**WHAT TO PRODUCE:** Across the whole listing, copy out every line that includes the string "references".

**RECORDS SUPPLIED:**
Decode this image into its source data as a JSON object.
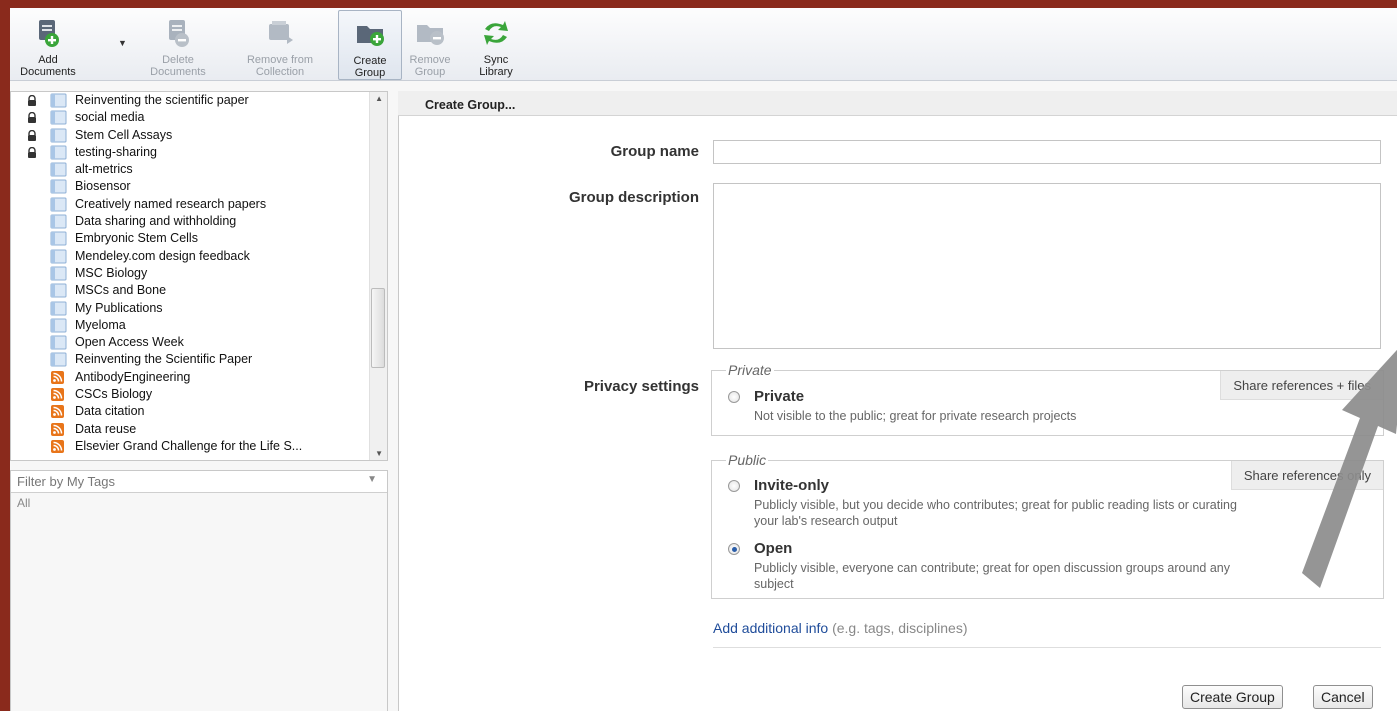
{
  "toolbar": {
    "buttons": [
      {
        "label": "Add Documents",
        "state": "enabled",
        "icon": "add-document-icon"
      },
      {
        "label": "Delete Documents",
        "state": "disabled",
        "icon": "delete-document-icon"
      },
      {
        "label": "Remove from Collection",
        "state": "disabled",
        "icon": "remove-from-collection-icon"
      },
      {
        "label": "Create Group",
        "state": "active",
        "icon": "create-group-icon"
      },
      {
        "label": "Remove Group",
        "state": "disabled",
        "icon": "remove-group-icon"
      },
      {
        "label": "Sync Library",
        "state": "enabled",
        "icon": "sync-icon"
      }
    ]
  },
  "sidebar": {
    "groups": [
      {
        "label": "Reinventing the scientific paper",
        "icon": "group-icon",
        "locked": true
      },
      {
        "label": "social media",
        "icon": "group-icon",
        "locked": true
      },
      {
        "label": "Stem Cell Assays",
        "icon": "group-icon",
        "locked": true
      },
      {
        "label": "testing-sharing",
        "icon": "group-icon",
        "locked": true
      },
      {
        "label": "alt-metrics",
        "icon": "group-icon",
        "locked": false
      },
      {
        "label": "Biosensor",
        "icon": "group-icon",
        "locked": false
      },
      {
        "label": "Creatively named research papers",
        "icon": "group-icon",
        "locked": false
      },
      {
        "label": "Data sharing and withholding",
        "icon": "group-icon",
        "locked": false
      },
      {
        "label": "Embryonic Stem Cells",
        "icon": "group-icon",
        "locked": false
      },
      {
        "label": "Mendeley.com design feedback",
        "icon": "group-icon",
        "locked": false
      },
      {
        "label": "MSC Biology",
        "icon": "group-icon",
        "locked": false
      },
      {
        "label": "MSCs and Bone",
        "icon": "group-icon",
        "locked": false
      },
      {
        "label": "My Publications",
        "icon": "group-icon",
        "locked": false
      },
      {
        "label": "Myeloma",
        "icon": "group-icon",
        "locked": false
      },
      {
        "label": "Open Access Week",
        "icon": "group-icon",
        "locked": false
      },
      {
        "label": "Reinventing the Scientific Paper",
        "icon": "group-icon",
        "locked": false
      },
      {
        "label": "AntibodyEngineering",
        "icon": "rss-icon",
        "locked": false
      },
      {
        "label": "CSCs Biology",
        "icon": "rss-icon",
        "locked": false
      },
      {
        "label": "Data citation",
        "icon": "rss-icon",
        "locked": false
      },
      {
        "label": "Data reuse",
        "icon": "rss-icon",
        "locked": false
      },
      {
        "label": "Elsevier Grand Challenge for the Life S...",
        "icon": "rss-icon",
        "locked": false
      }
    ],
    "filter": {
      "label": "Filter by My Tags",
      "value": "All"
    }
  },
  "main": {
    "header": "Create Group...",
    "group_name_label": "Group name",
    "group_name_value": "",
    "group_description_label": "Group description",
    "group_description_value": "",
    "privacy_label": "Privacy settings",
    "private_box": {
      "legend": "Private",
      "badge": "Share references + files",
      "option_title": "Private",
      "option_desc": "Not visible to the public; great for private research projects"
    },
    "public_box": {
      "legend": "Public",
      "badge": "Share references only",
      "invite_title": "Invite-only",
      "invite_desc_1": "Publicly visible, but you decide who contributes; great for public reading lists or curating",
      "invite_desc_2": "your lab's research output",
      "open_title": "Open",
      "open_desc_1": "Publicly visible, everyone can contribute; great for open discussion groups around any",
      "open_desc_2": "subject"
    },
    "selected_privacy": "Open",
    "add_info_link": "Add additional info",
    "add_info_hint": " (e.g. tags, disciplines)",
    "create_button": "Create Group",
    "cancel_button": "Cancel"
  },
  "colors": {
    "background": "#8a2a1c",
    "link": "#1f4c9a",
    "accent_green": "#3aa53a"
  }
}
* * *
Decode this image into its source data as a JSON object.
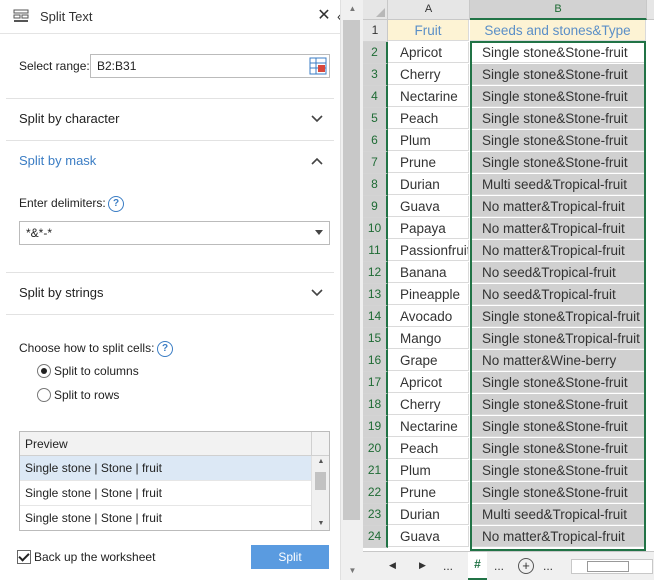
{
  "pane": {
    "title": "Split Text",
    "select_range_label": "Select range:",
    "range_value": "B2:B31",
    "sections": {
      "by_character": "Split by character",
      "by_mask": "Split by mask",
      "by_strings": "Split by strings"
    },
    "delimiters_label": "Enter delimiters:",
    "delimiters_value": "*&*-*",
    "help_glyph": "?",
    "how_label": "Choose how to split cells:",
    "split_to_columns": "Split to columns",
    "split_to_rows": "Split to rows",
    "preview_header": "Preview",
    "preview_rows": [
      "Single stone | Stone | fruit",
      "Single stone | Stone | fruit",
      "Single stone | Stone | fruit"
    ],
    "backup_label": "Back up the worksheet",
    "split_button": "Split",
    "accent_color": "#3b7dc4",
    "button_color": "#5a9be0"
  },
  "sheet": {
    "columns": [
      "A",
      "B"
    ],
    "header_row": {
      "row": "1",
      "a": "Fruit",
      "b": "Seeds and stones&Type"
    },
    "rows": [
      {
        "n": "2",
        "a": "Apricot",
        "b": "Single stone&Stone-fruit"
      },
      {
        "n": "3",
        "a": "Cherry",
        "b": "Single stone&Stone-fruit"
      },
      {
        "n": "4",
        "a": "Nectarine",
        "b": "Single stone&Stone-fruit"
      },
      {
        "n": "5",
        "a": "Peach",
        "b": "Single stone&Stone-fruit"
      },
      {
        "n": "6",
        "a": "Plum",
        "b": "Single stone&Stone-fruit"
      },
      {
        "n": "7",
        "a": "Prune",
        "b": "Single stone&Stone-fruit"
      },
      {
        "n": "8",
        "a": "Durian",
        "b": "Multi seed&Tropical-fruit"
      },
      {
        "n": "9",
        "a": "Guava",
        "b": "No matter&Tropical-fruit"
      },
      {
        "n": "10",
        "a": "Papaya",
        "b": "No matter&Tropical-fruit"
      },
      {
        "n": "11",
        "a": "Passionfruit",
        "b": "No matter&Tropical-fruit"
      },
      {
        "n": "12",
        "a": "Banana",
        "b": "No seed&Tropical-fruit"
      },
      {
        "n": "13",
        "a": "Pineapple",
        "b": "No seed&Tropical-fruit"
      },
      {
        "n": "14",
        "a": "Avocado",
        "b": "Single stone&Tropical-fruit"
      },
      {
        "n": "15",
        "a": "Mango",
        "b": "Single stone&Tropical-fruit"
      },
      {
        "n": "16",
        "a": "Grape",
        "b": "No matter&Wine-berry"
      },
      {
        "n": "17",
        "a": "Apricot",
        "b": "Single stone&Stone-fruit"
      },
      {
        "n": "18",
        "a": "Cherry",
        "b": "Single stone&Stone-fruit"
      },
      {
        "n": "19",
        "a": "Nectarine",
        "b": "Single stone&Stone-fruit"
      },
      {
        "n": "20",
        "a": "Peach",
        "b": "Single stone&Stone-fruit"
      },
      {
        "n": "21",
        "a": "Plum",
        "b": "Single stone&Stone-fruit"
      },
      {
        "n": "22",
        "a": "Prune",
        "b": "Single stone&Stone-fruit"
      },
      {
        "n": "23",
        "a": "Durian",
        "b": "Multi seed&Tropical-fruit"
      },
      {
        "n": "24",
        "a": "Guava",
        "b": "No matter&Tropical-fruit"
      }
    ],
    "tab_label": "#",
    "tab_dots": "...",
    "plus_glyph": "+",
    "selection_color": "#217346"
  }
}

**SOLUTION TO THIS PROBLEM:**
      "badge": "Share references + files",
      "badge": "Share references only",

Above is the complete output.